** Begin Entries provided **

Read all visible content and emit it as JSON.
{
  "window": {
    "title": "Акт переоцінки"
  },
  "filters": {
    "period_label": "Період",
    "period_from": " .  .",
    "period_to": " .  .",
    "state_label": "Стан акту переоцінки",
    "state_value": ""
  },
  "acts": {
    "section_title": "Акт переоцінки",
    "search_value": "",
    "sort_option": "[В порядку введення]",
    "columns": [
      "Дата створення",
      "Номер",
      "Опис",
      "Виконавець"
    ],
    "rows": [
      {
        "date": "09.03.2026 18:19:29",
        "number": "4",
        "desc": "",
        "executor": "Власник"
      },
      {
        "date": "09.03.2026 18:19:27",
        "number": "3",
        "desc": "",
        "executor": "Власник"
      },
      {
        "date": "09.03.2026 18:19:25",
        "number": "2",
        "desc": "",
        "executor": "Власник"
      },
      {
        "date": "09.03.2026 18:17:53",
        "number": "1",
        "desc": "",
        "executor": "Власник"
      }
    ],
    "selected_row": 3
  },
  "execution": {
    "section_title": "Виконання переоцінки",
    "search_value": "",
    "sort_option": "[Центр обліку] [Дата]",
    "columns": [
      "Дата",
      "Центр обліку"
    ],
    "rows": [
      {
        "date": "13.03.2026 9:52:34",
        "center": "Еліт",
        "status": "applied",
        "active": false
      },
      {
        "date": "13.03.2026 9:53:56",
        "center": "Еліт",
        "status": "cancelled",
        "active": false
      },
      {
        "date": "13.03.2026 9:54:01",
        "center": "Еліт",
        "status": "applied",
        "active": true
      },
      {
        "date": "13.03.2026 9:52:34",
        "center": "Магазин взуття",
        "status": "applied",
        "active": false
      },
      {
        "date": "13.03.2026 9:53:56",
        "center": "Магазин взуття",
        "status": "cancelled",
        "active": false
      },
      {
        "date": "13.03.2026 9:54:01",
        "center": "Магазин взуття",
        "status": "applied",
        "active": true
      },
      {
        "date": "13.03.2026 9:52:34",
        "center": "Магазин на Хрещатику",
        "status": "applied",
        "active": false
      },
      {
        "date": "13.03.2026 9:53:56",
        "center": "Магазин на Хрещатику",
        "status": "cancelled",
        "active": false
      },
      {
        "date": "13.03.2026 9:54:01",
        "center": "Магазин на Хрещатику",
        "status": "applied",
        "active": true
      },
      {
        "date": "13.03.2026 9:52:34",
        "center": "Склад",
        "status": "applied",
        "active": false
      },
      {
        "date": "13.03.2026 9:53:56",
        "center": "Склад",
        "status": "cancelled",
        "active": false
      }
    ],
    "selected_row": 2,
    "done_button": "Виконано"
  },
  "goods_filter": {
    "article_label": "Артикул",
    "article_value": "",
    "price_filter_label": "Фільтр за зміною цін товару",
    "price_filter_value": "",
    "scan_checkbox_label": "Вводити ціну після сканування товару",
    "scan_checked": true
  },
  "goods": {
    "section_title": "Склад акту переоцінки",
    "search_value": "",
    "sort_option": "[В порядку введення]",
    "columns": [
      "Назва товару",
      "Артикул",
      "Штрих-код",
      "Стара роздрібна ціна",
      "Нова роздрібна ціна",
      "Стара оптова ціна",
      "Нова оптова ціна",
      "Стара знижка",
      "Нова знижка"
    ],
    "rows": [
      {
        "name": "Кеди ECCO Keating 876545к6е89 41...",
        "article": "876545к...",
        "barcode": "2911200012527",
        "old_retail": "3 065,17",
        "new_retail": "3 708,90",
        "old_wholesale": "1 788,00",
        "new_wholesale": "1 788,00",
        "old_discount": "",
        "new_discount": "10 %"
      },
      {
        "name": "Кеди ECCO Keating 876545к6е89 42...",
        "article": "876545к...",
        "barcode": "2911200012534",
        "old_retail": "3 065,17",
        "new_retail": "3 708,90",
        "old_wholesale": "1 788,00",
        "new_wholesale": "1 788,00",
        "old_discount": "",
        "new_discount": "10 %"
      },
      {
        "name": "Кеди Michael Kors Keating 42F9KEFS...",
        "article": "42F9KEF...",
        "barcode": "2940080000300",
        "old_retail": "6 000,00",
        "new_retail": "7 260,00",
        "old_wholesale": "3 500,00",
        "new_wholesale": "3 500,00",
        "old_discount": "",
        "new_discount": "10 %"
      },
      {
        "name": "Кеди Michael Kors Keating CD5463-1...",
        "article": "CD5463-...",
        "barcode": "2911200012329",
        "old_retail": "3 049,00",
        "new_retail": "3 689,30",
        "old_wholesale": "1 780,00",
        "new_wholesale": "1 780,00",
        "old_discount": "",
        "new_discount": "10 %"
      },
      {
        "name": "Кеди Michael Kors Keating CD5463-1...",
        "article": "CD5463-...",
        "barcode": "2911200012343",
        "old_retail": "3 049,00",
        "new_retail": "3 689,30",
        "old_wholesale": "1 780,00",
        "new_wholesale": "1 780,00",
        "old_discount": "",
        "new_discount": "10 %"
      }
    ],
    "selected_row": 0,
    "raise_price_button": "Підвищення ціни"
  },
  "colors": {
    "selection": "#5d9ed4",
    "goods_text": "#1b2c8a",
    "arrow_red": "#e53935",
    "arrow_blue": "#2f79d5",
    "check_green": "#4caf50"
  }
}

** End Entries provided **

• **Problem to work on**:
From the records above, pick out and copy each line holding the word "Keating".

• **Solution**:
        "name": "Кеди ECCO Keating 876545к6е89 41...",
        "name": "Кеди ECCO Keating 876545к6е89 42...",
        "name": "Кеди Michael Kors Keating 42F9KEFS...",
        "name": "Кеди Michael Kors Keating CD5463-1...",
        "name": "Кеди Michael Kors Keating CD5463-1...",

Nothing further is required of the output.